(Part of a data file)
_ _ _ _ _ _ _

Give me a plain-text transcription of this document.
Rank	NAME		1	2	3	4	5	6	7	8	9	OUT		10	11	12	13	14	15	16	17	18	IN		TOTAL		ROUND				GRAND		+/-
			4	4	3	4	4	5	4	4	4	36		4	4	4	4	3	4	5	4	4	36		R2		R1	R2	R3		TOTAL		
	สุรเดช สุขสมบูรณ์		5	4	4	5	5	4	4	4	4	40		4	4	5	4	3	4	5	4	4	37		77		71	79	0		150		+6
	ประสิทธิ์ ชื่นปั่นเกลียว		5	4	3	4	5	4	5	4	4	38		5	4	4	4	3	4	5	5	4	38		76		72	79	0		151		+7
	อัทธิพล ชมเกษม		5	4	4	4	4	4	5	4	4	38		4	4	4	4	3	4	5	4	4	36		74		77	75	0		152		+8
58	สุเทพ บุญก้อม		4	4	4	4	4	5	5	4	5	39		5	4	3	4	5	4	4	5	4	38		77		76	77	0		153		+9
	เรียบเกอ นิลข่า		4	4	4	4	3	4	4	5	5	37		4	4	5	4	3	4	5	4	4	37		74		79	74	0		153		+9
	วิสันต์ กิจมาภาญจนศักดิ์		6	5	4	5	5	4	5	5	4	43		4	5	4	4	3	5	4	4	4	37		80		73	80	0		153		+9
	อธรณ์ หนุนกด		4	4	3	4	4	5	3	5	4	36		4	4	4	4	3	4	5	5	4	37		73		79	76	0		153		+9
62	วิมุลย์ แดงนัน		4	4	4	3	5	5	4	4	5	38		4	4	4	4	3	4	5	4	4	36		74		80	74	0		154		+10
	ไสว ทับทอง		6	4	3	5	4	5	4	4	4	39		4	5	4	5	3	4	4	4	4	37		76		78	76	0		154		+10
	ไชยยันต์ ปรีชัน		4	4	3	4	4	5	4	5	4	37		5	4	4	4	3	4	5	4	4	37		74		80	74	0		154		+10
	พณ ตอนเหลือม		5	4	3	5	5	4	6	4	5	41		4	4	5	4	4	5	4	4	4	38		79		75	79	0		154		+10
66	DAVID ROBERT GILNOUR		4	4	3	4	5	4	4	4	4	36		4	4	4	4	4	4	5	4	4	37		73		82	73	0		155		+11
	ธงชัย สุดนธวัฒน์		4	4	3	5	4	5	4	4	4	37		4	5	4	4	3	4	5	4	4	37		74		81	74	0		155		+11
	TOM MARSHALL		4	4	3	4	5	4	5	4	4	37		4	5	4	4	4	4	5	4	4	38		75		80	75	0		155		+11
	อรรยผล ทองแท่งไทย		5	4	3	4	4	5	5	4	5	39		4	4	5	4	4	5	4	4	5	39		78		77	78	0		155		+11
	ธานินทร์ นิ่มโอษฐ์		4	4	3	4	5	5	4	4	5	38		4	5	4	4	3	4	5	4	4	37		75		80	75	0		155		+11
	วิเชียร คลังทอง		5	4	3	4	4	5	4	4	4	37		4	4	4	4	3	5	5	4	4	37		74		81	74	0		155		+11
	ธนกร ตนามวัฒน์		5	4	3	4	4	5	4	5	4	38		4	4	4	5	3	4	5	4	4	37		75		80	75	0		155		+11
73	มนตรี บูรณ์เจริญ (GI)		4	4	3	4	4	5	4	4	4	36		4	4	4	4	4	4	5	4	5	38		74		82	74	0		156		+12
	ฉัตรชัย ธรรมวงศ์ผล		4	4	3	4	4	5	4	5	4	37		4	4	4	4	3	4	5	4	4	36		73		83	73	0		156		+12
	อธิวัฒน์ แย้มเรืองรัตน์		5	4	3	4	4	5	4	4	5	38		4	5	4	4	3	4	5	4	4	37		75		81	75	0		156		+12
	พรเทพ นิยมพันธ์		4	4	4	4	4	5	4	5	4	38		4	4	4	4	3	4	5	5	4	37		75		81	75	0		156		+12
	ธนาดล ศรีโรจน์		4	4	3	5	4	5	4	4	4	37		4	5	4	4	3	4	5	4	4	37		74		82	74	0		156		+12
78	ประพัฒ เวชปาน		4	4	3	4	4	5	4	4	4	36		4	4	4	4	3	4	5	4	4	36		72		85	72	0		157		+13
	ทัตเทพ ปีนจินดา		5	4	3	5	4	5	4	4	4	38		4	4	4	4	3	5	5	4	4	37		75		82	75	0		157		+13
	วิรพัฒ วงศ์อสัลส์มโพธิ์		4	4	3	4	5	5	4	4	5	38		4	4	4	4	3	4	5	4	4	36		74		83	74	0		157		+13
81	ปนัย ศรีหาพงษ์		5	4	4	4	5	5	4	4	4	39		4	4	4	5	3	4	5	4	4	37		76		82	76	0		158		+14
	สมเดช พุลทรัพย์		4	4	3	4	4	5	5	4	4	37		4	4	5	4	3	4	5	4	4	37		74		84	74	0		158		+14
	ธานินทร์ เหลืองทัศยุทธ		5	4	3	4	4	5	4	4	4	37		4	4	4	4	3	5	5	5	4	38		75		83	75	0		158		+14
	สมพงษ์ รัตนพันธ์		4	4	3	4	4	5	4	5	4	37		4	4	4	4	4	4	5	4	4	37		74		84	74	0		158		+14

_ _ _ _ _ _ _

GIVEN REQUEST >>
Quote each line of the listing above exactly.

COMPLETE RESPONSE >>
Give me a plain-text transcription of this document.
Rank	NAME		1	2	3	4	5	6	7	8	9	OUT		10	11	12	13	14	15	16	17	18	IN		TOTAL		ROUND				GRAND		+/-
			4	4	3	4	4	5	4	4	4	36		4	4	4	4	3	4	5	4	4	36		R2		R1	R2	R3		TOTAL		
	สุรเดช สุขสมบูรณ์		5	4	4	5	5	4	4	4	4	40		4	4	5	4	3	4	5	4	4	37		77		71	79	0		150		+6
	ประสิทธิ์ ชื่นปั่นเกลียว		5	4	3	4	5	4	5	4	4	38		5	4	4	4	3	4	5	5	4	38		76		72	79	0		151		+7
	อัทธิพล ชมเกษม		5	4	4	4	4	4	5	4	4	38		4	4	4	4	3	4	5	4	4	36		74		77	75	0		152		+8
58	สุเทพ บุญก้อม		4	4	4	4	4	5	5	4	5	39		5	4	3	4	5	4	4	5	4	38		77		76	77	0		153		+9
	เรียบเกอ นิลข่า		4	4	4	4	3	4	4	5	5	37		4	4	5	4	3	4	5	4	4	37		74		79	74	0		153		+9
	วิสันต์ กิจมาภาญจนศักดิ์		6	5	4	5	5	4	5	5	4	43		4	5	4	4	3	5	4	4	4	37		80		73	80	0		153		+9
	อธรณ์ หนุนกด		4	4	3	4	4	5	3	5	4	36		4	4	4	4	3	4	5	5	4	37		73		79	76	0		153		+9
62	วิมุลย์ แดงนัน		4	4	4	3	5	5	4	4	5	38		4	4	4	4	3	4	5	4	4	36		74		80	74	0		154		+10
	ไสว ทับทอง		6	4	3	5	4	5	4	4	4	39		4	5	4	5	3	4	4	4	4	37		76		78	76	0		154		+10
	ไชยยันต์ ปรีชัน		4	4	3	4	4	5	4	5	4	37		5	4	4	4	3	4	5	4	4	37		74		80	74	0		154		+10
	พณ ตอนเหลือม		5	4	3	5	5	4	6	4	5	41		4	4	5	4	4	5	4	4	4	38		79		75	79	0		154		+10
66	DAVID ROBERT GILNOUR		4	4	3	4	5	4	4	4	4	36		4	4	4	4	4	4	5	4	4	37		73		82	73	0		155		+11
	ธงชัย สุดนธวัฒน์		4	4	3	5	4	5	4	4	4	37		4	5	4	4	3	4	5	4	4	37		74		81	74	0		155		+11
	TOM MARSHALL		4	4	3	4	5	4	5	4	4	37		4	5	4	4	4	4	5	4	4	38		75		80	75	0		155		+11
	อรรยผล ทองแท่งไทย		5	4	3	4	4	5	5	4	5	39		4	4	5	4	4	5	4	4	5	39		78		77	78	0		155		+11
	ธานินทร์ นิ่มโอษฐ์		4	4	3	4	5	5	4	4	5	38		4	5	4	4	3	4	5	4	4	37		75		80	75	0		155		+11
	วิเชียร คลังทอง		5	4	3	4	4	5	4	4	4	37		4	4	4	4	3	5	5	4	4	37		74		81	74	0		155		+11
	ธนกร ตนามวัฒน์		5	4	3	4	4	5	4	5	4	38		4	4	4	5	3	4	5	4	4	37		75		80	75	0		155		+11
73	มนตรี บูรณ์เจริญ (GI)		4	4	3	4	4	5	4	4	4	36		4	4	4	4	4	4	5	4	5	38		74		82	74	0		156		+12
	ฉัตรชัย ธรรมวงศ์ผล		4	4	3	4	4	5	4	5	4	37		4	4	4	4	3	4	5	4	4	36		73		83	73	0		156		+12
	อธิวัฒน์ แย้มเรืองรัตน์		5	4	3	4	4	5	4	4	5	38		4	5	4	4	3	4	5	4	4	37		75		81	75	0		156		+12
	พรเทพ นิยมพันธ์		4	4	4	4	4	5	4	5	4	38		4	4	4	4	3	4	5	5	4	37		75		81	75	0		156		+12
	ธนาดล ศรีโรจน์		4	4	3	5	4	5	4	4	4	37		4	5	4	4	3	4	5	4	4	37		74		82	74	0		156		+12
78	ประพัฒ เวชปาน		4	4	3	4	4	5	4	4	4	36		4	4	4	4	3	4	5	4	4	36		72		85	72	0		157		+13
	ทัตเทพ ปีนจินดา		5	4	3	5	4	5	4	4	4	38		4	4	4	4	3	5	5	4	4	37		75		82	75	0		157		+13
	วิรพัฒ วงศ์อสัลส์มโพธิ์		4	4	3	4	5	5	4	4	5	38		4	4	4	4	3	4	5	4	4	36		74		83	74	0		157		+13
81	ปนัย ศรีหาพงษ์		5	4	4	4	5	5	4	4	4	39		4	4	4	5	3	4	5	4	4	37		76		82	76	0		158		+14
	สมเดช พุลทรัพย์		4	4	3	4	4	5	5	4	4	37		4	4	5	4	3	4	5	4	4	37		74		84	74	0		158		+14
	ธานินทร์ เหลืองทัศยุทธ		5	4	3	4	4	5	4	4	4	37		4	4	4	4	3	5	5	5	4	38		75		83	75	0		158		+14
	สมพงษ์ รัตนพันธ์		4	4	3	4	4	5	4	5	4	37		4	4	4	4	4	4	5	4	4	37		74		84	74	0		158		+14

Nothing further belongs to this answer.